[begin DATA ROWS]

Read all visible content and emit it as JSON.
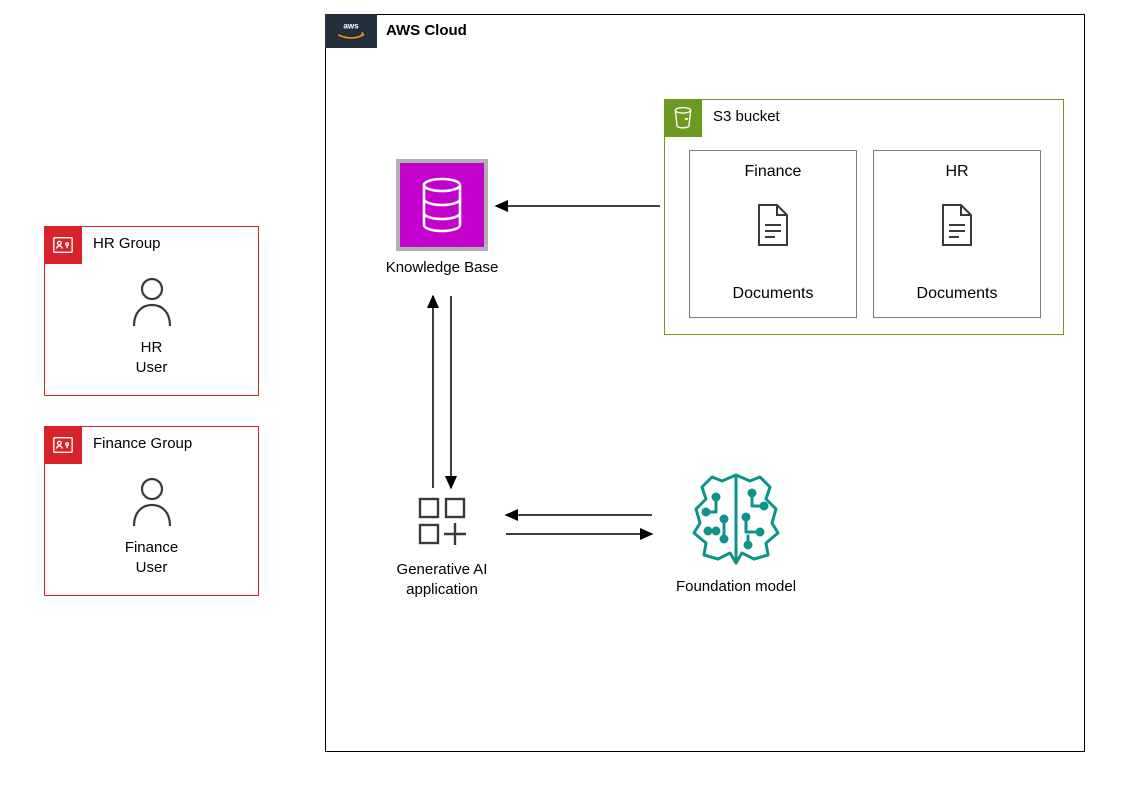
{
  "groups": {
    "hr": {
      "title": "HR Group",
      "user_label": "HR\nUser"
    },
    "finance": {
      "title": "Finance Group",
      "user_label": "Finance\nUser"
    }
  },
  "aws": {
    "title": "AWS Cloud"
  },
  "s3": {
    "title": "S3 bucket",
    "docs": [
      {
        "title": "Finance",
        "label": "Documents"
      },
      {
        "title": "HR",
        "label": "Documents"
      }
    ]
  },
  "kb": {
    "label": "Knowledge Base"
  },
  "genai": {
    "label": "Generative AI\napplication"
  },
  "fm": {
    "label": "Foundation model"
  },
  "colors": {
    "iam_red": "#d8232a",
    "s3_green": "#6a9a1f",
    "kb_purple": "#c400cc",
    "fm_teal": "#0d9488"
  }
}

[end DATA ROWS]
[begin DATA ROWS]

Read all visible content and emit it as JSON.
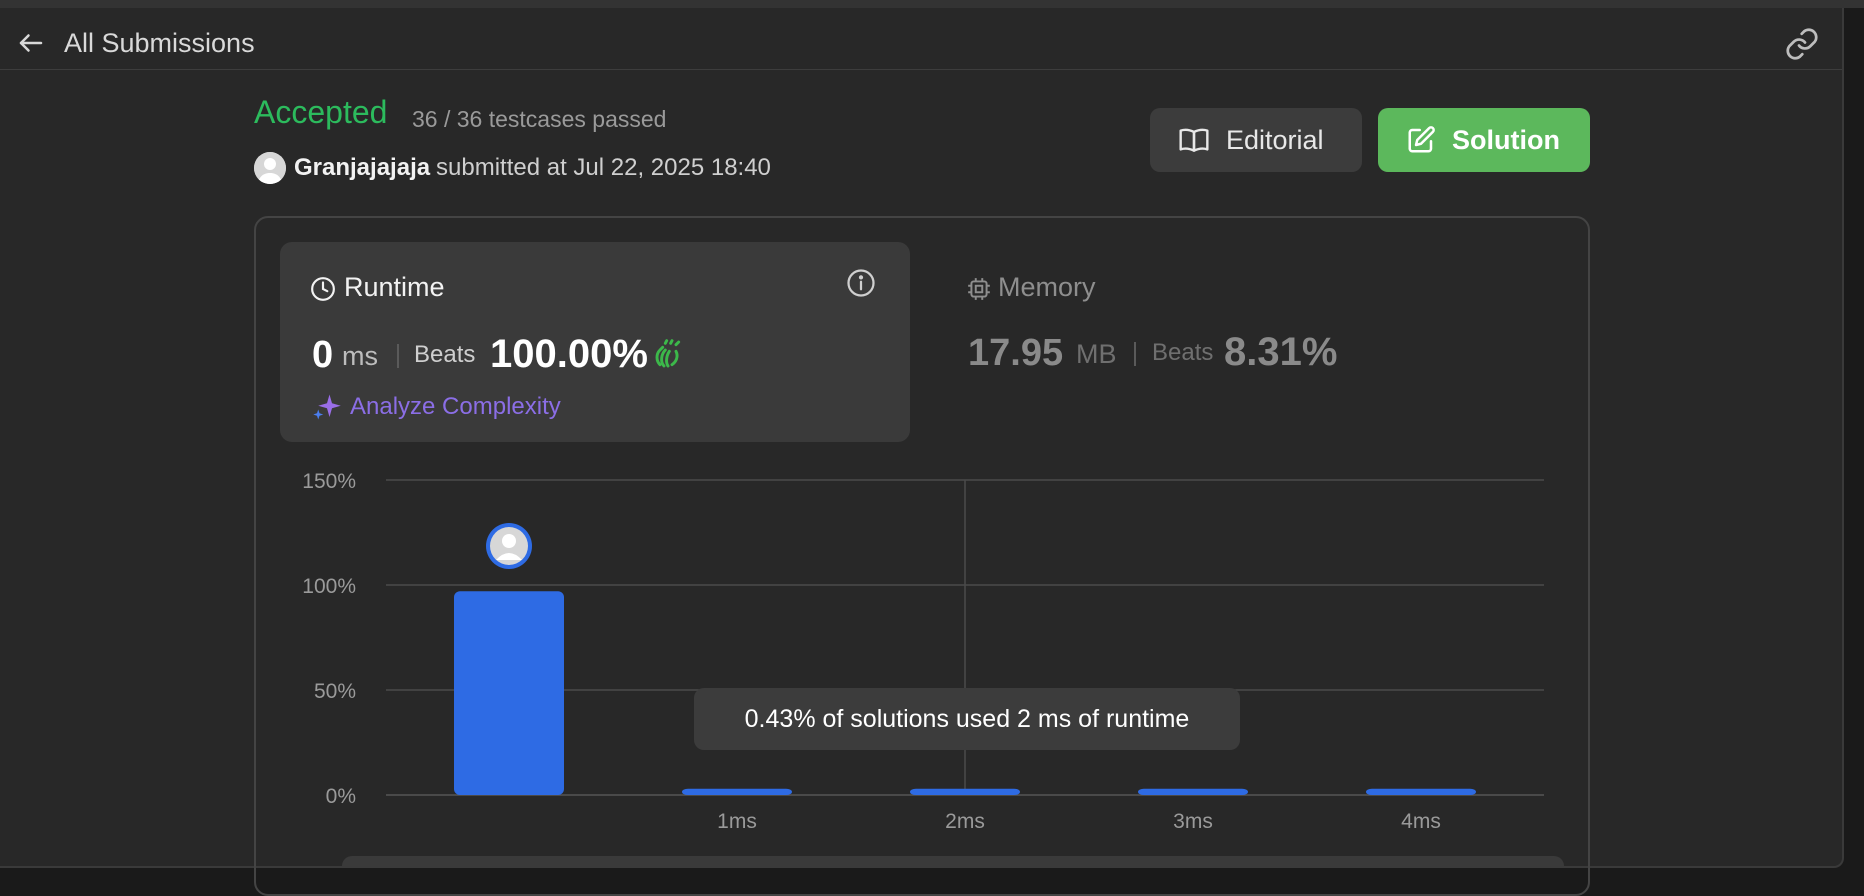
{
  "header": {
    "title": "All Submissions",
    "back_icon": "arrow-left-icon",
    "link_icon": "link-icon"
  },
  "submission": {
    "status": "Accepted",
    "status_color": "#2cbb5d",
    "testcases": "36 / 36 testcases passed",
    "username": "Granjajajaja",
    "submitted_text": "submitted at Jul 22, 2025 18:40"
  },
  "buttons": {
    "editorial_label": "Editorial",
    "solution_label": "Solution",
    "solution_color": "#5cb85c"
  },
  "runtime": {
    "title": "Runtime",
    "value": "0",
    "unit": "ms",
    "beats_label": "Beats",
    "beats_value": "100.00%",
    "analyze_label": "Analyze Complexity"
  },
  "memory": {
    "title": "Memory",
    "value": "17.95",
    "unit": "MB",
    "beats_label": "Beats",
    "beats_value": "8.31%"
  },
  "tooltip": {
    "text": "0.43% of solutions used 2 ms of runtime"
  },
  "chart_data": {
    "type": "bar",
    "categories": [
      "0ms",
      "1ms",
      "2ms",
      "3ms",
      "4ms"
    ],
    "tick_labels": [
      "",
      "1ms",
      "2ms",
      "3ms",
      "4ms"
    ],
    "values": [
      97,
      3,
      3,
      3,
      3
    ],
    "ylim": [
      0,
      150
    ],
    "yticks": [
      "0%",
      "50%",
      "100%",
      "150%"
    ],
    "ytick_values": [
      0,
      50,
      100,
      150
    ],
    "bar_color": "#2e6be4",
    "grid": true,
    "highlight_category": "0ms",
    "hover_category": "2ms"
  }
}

[end DATA ROWS]
[begin DATA ROWS]

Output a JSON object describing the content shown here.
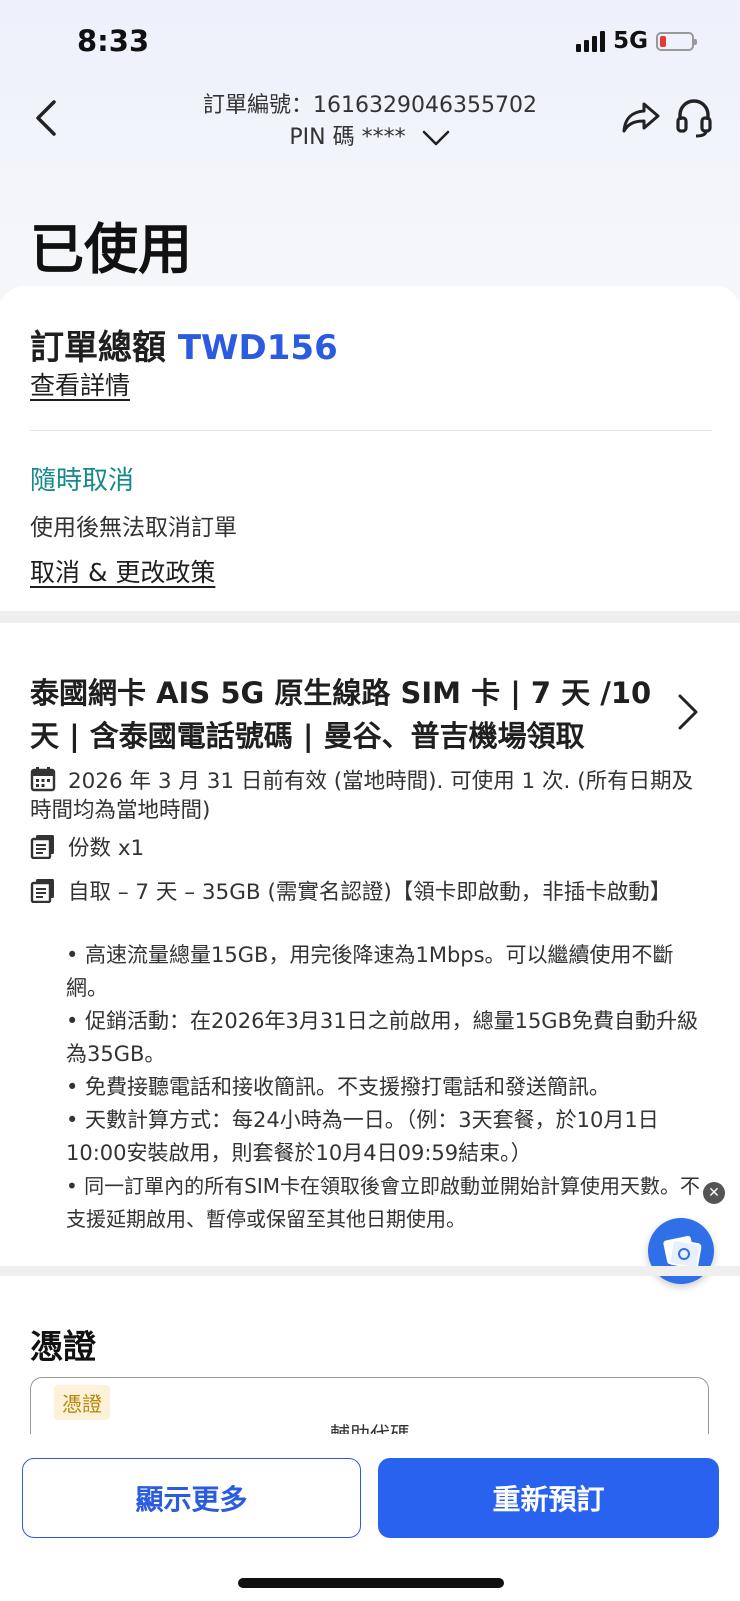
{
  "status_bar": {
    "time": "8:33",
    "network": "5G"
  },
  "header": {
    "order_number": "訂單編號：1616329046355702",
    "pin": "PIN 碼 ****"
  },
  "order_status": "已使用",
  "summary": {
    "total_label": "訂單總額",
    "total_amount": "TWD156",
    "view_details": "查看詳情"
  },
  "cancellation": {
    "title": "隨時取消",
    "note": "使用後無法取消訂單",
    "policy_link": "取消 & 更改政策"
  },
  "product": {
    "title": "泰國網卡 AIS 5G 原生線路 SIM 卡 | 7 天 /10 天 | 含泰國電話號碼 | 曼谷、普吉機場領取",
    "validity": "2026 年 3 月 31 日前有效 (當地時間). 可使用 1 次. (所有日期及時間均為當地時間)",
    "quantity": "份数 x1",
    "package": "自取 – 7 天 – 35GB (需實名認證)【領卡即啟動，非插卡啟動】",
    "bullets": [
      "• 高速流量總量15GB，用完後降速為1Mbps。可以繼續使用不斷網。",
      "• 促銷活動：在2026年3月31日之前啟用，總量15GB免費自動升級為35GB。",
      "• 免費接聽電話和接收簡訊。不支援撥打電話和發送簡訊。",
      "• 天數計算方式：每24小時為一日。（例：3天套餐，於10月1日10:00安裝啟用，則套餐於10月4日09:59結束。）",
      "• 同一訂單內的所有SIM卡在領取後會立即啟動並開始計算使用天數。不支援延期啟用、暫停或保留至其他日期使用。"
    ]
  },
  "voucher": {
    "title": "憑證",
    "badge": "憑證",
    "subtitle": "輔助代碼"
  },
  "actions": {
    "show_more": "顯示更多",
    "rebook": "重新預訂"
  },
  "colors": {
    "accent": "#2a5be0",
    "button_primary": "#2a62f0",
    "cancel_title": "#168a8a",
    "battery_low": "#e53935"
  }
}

[end DATA ROWS]

§ WHAT TO WORK ON: Search the listing for the word "nUser". Copy every line in which it occurs.

§ WORKED SOLUTION:
      "user_label": "HR\nUser"
      "user_label": "Finance\nUser"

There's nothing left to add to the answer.